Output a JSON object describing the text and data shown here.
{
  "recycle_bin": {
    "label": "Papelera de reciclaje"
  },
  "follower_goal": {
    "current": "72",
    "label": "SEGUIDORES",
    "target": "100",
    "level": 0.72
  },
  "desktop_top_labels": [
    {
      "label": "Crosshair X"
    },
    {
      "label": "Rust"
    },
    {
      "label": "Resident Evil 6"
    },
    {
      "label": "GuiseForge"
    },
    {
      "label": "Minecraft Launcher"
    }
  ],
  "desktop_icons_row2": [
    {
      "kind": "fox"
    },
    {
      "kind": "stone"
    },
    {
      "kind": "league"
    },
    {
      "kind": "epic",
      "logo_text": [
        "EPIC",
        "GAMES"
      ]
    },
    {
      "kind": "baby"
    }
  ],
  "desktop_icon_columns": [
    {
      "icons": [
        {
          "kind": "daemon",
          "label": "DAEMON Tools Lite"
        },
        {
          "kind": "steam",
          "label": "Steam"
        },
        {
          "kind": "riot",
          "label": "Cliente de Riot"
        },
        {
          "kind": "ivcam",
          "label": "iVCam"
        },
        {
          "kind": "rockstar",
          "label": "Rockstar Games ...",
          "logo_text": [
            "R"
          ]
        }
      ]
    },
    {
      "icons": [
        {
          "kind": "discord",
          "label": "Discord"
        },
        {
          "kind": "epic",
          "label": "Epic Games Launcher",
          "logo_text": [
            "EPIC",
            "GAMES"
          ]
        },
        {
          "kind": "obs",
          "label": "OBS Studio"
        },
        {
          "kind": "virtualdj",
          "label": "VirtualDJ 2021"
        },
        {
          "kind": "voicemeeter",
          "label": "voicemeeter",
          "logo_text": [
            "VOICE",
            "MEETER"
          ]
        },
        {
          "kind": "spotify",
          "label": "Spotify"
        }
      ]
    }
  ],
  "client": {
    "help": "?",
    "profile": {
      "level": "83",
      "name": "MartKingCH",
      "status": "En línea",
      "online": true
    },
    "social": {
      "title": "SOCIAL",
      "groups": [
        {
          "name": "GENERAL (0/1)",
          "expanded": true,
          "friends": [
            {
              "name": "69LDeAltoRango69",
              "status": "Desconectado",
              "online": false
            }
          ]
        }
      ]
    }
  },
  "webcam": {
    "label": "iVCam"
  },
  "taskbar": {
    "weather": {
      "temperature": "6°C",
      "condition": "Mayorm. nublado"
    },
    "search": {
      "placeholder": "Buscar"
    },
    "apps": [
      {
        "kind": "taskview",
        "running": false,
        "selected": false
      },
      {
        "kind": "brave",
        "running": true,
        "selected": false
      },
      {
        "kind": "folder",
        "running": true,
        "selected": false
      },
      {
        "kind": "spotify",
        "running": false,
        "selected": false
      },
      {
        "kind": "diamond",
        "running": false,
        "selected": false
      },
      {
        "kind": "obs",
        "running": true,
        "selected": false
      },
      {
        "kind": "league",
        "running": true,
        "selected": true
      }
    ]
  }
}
--
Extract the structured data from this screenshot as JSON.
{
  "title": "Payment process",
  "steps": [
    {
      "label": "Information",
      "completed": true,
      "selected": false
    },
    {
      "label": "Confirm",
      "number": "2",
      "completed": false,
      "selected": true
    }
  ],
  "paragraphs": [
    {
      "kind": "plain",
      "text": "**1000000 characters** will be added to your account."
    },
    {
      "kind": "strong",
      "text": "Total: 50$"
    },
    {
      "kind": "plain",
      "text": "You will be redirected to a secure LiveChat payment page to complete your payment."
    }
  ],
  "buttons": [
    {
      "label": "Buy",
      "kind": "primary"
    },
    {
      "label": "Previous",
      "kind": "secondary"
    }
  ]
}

### WHAT TO PRODUCE:
Show every line above in which the word "JSON" occurs.

### COMPLETED EXERCISE:
Output a JSON object describing the text and data shown here.
Extract the structured data from this screenshot as JSON.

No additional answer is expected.